**WHAT IS REQUIRED**
Each line that holds the word "시작하도록" counts once. Give the total number of such lines and nothing else.

**EXCERPTED RECORDS**
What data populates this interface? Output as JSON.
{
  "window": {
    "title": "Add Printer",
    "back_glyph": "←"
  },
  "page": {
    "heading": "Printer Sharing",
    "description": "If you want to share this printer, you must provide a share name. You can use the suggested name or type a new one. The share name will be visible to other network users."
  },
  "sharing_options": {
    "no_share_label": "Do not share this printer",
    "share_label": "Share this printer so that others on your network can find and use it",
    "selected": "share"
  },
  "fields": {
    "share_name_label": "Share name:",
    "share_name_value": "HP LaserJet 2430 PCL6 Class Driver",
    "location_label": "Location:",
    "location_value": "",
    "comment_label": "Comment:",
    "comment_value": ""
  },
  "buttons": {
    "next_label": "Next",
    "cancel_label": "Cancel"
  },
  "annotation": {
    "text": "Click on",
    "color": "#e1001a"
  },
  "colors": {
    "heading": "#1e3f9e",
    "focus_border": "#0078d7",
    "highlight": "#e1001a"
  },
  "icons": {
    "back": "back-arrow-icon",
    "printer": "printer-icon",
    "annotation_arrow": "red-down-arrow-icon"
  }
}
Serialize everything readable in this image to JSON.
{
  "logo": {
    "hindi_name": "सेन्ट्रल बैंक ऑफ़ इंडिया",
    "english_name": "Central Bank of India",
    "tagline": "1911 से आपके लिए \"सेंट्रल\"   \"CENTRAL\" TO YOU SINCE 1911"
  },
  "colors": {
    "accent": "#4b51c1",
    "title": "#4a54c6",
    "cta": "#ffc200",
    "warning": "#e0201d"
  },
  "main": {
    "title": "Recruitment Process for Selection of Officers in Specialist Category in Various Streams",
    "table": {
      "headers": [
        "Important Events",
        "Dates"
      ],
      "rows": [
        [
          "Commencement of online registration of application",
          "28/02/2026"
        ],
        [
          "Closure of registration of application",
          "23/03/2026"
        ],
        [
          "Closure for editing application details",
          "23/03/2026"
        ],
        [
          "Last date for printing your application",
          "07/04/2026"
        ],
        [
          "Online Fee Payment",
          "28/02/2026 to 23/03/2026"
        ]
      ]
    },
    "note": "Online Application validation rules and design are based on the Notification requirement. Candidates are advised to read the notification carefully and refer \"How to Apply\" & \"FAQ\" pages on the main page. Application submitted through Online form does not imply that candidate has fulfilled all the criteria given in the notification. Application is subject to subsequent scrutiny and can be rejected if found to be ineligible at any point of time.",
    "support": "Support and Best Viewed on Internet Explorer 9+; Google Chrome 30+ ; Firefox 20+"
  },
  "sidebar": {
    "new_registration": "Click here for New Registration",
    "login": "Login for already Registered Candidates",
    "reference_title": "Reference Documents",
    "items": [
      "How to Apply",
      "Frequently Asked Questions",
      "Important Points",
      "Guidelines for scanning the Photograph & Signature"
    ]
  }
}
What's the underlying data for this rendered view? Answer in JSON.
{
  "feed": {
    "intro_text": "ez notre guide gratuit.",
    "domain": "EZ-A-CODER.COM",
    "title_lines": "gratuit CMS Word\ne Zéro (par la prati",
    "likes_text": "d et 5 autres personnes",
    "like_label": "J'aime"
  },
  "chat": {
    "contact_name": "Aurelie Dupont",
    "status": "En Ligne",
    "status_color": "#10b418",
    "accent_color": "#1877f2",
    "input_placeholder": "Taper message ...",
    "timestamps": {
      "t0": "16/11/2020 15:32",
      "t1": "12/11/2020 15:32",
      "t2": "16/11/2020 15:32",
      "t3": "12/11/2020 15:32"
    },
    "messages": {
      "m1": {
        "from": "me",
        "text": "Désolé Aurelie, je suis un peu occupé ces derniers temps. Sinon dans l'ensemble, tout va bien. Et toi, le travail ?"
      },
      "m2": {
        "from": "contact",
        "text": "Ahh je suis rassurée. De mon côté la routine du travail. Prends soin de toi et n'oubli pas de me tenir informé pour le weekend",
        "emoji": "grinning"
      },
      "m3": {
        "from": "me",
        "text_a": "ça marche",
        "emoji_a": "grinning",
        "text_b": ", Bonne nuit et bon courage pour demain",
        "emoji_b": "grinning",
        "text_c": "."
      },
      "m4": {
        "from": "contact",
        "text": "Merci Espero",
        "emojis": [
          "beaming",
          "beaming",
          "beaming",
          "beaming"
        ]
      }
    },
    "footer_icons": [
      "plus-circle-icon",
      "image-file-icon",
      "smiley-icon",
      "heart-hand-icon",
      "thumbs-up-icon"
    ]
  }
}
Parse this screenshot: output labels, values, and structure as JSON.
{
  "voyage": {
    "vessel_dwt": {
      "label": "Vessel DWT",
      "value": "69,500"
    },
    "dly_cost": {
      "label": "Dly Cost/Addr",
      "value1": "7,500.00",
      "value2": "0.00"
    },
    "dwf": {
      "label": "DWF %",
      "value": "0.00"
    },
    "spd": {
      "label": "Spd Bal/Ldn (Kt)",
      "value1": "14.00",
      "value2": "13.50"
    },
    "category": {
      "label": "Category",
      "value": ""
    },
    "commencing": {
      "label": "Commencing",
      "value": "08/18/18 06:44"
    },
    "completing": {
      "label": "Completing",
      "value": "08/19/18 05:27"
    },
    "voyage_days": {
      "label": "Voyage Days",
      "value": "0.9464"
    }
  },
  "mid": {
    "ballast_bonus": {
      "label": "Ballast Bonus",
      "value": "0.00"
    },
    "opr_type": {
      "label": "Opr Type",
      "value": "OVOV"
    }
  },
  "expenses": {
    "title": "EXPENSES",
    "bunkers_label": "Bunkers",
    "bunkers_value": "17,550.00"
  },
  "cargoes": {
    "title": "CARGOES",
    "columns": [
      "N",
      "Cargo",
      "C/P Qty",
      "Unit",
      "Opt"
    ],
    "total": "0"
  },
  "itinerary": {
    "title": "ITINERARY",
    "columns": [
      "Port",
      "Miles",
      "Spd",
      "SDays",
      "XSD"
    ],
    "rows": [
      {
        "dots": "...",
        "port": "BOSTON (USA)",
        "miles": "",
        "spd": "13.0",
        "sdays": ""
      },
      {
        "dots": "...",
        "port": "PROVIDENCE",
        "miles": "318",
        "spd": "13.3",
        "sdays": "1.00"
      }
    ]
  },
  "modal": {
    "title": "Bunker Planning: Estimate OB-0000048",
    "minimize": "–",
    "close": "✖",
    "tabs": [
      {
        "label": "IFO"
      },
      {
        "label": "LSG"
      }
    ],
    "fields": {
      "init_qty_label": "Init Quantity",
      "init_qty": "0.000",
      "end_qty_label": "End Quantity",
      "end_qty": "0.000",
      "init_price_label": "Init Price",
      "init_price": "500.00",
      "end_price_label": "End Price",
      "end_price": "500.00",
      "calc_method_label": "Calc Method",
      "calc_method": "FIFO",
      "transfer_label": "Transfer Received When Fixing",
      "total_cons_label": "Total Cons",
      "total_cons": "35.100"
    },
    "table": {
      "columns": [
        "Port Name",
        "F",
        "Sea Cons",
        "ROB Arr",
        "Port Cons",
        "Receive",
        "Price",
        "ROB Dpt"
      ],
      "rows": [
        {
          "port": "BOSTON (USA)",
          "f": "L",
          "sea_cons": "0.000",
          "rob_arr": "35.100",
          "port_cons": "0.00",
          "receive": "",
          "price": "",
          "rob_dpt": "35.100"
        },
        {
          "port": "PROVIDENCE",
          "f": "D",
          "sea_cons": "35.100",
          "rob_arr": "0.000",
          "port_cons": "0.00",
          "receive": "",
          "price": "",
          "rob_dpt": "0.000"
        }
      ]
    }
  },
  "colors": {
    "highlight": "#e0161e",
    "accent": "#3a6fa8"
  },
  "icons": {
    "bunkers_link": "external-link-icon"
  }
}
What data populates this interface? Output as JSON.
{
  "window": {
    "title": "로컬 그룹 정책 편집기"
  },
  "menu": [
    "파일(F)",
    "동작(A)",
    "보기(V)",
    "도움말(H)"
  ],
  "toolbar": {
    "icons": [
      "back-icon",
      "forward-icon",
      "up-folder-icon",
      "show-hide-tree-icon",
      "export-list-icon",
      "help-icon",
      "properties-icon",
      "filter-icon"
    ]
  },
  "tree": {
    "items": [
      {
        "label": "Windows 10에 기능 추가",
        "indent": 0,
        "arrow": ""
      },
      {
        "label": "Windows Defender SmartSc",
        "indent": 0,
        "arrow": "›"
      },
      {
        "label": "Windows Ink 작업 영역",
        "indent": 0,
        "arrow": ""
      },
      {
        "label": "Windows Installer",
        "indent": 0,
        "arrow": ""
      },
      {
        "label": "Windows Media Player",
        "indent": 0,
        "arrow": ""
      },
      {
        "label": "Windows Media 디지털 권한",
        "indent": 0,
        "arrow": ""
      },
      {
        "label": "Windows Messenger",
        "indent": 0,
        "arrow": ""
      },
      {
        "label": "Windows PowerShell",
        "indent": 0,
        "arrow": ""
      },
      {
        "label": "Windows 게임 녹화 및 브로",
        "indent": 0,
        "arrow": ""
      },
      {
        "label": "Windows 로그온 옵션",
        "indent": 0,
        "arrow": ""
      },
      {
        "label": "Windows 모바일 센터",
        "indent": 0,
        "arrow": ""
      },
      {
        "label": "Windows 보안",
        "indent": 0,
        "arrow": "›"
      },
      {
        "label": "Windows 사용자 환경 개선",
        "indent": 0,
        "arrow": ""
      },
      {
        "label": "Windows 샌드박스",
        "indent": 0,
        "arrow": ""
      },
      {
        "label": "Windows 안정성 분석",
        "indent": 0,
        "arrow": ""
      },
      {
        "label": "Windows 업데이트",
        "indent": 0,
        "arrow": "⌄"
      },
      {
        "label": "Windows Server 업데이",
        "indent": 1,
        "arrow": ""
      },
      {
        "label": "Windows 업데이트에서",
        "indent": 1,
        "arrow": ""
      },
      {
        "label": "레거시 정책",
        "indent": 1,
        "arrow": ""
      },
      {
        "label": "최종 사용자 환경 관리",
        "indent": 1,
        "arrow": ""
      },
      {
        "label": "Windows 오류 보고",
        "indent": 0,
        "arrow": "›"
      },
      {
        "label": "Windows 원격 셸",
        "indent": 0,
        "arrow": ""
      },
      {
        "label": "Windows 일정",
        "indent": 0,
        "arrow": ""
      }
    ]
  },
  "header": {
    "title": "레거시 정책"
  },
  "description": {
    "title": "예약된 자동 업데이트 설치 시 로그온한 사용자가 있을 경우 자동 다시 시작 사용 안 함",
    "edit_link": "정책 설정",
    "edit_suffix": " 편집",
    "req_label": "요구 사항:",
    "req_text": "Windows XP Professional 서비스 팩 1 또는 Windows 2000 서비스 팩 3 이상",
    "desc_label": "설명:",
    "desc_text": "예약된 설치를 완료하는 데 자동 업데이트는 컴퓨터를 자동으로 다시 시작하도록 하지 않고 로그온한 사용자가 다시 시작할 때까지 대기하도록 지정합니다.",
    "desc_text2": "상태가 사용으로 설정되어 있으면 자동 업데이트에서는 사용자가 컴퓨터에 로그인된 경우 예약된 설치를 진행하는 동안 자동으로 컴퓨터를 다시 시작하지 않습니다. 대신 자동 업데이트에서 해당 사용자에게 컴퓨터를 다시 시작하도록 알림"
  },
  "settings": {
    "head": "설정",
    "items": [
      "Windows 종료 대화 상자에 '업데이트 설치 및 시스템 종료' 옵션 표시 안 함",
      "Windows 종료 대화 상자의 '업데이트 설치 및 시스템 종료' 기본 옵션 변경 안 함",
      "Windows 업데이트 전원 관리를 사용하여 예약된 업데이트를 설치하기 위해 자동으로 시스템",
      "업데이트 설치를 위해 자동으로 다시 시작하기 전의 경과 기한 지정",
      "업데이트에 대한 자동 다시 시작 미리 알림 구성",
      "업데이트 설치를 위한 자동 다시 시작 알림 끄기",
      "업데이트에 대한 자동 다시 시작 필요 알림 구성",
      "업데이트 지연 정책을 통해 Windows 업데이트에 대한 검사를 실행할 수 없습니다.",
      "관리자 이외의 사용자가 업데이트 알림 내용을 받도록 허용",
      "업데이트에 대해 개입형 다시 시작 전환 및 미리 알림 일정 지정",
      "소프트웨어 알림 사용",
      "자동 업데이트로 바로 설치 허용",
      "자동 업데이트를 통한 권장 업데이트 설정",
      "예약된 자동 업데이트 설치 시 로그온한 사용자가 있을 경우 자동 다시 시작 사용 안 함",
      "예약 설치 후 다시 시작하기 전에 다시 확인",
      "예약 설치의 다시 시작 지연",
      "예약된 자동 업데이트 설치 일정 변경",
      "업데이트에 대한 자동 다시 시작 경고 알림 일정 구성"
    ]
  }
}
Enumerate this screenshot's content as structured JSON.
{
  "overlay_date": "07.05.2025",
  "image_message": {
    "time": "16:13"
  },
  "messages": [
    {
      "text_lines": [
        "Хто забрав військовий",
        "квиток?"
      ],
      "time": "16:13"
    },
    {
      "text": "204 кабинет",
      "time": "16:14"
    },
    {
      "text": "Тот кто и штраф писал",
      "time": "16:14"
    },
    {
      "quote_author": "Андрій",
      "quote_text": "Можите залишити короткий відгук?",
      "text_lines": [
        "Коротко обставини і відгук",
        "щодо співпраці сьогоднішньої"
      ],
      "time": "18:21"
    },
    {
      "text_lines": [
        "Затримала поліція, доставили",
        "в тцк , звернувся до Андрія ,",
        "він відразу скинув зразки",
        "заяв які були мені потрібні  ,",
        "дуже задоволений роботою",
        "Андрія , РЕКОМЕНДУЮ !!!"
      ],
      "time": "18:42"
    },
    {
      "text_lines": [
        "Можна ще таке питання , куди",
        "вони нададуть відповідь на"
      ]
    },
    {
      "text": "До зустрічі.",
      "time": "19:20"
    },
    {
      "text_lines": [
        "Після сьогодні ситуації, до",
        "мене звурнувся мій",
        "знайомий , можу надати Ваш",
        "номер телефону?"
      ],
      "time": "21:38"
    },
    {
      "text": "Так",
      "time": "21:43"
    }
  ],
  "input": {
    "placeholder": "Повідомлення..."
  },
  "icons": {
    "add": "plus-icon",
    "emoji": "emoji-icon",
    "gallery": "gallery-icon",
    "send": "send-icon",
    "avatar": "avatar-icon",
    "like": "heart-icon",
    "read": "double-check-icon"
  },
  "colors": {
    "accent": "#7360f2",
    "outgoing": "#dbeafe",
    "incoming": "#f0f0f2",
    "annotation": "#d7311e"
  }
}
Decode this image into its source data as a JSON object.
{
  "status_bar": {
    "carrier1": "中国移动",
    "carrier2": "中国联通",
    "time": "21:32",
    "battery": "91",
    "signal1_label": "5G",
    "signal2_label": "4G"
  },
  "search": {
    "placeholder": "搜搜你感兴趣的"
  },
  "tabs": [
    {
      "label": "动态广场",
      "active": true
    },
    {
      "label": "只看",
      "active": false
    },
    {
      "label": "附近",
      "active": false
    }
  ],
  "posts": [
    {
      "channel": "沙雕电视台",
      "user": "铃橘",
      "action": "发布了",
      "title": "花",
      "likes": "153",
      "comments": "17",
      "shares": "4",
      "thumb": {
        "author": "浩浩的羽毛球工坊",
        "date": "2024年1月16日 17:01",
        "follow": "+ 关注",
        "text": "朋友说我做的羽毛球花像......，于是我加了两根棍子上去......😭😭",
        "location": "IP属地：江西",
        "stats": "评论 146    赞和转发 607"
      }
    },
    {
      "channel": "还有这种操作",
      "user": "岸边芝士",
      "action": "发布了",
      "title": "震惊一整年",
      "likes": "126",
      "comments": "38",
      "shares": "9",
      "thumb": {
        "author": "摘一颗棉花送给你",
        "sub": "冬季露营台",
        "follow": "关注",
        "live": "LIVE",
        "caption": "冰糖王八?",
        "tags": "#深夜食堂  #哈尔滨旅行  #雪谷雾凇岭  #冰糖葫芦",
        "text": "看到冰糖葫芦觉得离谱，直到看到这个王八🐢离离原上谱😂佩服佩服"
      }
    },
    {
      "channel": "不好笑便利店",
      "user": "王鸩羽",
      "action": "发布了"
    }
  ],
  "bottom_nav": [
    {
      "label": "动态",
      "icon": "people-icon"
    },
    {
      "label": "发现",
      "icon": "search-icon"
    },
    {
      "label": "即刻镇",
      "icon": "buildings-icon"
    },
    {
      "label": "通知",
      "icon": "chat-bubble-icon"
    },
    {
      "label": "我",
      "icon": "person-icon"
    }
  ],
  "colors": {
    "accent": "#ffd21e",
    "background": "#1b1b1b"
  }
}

**SOLVED EXERCISE**
2